Every record below is to be retyped exactly.

Dataset items
= = = = = = =

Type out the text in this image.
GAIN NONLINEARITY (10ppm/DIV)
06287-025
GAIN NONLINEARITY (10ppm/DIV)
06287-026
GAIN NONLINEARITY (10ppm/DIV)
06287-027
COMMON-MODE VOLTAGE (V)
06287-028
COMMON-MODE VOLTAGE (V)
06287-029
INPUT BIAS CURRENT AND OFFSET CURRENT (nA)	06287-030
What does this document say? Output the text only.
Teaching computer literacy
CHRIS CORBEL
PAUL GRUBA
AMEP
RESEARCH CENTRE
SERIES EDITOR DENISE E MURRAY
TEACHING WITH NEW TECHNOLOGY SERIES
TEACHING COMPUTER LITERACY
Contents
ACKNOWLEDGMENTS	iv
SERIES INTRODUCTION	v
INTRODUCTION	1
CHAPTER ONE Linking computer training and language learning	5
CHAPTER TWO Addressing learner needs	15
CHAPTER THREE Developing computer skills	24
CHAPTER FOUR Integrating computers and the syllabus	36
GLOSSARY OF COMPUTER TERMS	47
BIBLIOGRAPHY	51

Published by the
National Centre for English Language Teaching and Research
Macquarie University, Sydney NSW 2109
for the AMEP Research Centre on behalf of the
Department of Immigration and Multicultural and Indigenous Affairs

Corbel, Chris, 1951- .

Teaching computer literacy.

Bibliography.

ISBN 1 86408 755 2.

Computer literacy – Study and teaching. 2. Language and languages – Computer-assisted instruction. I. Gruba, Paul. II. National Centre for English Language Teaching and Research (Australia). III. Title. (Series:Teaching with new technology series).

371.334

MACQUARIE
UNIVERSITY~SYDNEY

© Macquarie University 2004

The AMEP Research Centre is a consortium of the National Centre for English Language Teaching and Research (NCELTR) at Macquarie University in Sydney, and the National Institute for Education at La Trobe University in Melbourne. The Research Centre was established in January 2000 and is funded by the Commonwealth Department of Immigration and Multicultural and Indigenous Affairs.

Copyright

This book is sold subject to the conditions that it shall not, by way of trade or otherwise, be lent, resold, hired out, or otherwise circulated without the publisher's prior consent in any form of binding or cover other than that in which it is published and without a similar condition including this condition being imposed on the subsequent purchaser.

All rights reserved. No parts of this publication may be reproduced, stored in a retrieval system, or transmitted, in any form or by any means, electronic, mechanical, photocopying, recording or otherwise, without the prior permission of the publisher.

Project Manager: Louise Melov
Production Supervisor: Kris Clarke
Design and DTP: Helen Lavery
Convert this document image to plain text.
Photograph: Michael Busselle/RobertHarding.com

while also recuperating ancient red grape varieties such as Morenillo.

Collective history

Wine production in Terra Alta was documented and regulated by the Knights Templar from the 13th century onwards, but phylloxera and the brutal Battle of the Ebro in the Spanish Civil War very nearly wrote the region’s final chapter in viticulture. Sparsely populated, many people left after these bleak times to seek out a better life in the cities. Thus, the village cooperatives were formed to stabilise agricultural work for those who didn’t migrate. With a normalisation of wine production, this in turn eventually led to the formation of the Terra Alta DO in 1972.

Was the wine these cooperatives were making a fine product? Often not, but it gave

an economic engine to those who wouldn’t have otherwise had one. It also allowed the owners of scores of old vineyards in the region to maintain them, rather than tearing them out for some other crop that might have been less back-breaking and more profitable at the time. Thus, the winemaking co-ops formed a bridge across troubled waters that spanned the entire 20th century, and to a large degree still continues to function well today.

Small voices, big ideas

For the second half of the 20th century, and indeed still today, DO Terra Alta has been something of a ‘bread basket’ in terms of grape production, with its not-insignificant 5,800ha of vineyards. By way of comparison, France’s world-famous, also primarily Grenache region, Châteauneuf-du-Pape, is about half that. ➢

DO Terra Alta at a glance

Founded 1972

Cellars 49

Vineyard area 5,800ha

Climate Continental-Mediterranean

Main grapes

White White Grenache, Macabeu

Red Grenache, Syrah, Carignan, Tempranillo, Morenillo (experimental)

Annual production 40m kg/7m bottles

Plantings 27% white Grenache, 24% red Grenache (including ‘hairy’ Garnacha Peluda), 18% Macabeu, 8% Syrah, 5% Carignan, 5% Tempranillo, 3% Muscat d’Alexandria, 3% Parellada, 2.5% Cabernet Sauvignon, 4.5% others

= = = = = = =

#### Complete output:
Type out the text in this image.
GAIN NONLINEARITY (10ppm/DIV)
06287-025
GAIN NONLINEARITY (10ppm/DIV)
06287-026
GAIN NONLINEARITY (10ppm/DIV)
06287-027
COMMON-MODE VOLTAGE (V)
06287-028
COMMON-MODE VOLTAGE (V)
06287-029
INPUT BIAS CURRENT AND OFFSET CURRENT (nA)	06287-030
What does this document say? Output the text only.
Teaching computer literacy
CHRIS CORBEL
PAUL GRUBA
AMEP
RESEARCH CENTRE
SERIES EDITOR DENISE E MURRAY
TEACHING WITH NEW TECHNOLOGY SERIES
TEACHING COMPUTER LITERACY
Contents
ACKNOWLEDGMENTS	iv
SERIES INTRODUCTION	v
INTRODUCTION	1
CHAPTER ONE Linking computer training and language learning	5
CHAPTER TWO Addressing learner needs	15
CHAPTER THREE Developing computer skills	24
CHAPTER FOUR Integrating computers and the syllabus	36
GLOSSARY OF COMPUTER TERMS	47
BIBLIOGRAPHY	51

Published by the
National Centre for English Language Teaching and Research
Macquarie University, Sydney NSW 2109
for the AMEP Research Centre on behalf of the
Department of Immigration and Multicultural and Indigenous Affairs

Corbel, Chris, 1951- .

Teaching computer literacy.

Bibliography.

ISBN 1 86408 755 2.

Computer literacy – Study and teaching. 2. Language and languages – Computer-assisted instruction. I. Gruba, Paul. II. National Centre for English Language Teaching and Research (Australia). III. Title. (Series:Teaching with new technology series).

371.334

MACQUARIE
UNIVERSITY~SYDNEY

© Macquarie University 2004

The AMEP Research Centre is a consortium of the National Centre for English Language Teaching and Research (NCELTR) at Macquarie University in Sydney, and the National Institute for Education at La Trobe University in Melbourne. The Research Centre was established in January 2000 and is funded by the Commonwealth Department of Immigration and Multicultural and Indigenous Affairs.

Copyright

This book is sold subject to the conditions that it shall not, by way of trade or otherwise, be lent, resold, hired out, or otherwise circulated without the publisher's prior consent in any form of binding or cover other than that in which it is published and without a similar condition including this condition being imposed on the subsequent purchaser.

All rights reserved. No parts of this publication may be reproduced, stored in a retrieval system, or transmitted, in any form or by any means, electronic, mechanical, photocopying, recording or otherwise, without the prior permission of the publisher.

Project Manager: Louise Melov
Production Supervisor: Kris Clarke
Design and DTP: Helen Lavery
Convert this document image to plain text.
Photograph: Michael Busselle/RobertHarding.com

while also recuperating ancient red grape varieties such as Morenillo.

Collective history

Wine production in Terra Alta was documented and regulated by the Knights Templar from the 13th century onwards, but phylloxera and the brutal Battle of the Ebro in the Spanish Civil War very nearly wrote the region’s final chapter in viticulture. Sparsely populated, many people left after these bleak times to seek out a better life in the cities. Thus, the village cooperatives were formed to stabilise agricultural work for those who didn’t migrate. With a normalisation of wine production, this in turn eventually led to the formation of the Terra Alta DO in 1972.

Was the wine these cooperatives were making a fine product? Often not, but it gave

an economic engine to those who wouldn’t have otherwise had one. It also allowed the owners of scores of old vineyards in the region to maintain them, rather than tearing them out for some other crop that might have been less back-breaking and more profitable at the time. Thus, the winemaking co-ops formed a bridge across troubled waters that spanned the entire 20th century, and to a large degree still continues to function well today.

Small voices, big ideas

For the second half of the 20th century, and indeed still today, DO Terra Alta has been something of a ‘bread basket’ in terms of grape production, with its not-insignificant 5,800ha of vineyards. By way of comparison, France’s world-famous, also primarily Grenache region, Châteauneuf-du-Pape, is about half that. ➢

DO Terra Alta at a glance

Founded 1972

Cellars 49

Vineyard area 5,800ha

Climate Continental-Mediterranean

Main grapes

White White Grenache, Macabeu

Red Grenache, Syrah, Carignan, Tempranillo, Morenillo (experimental)

Annual production 40m kg/7m bottles

Plantings 27% white Grenache, 24% red Grenache (including ‘hairy’ Garnacha Peluda), 18% Macabeu, 8% Syrah, 5% Carignan, 5% Tempranillo, 3% Muscat d’Alexandria, 3% Parellada, 2.5% Cabernet Sauvignon, 4.5% others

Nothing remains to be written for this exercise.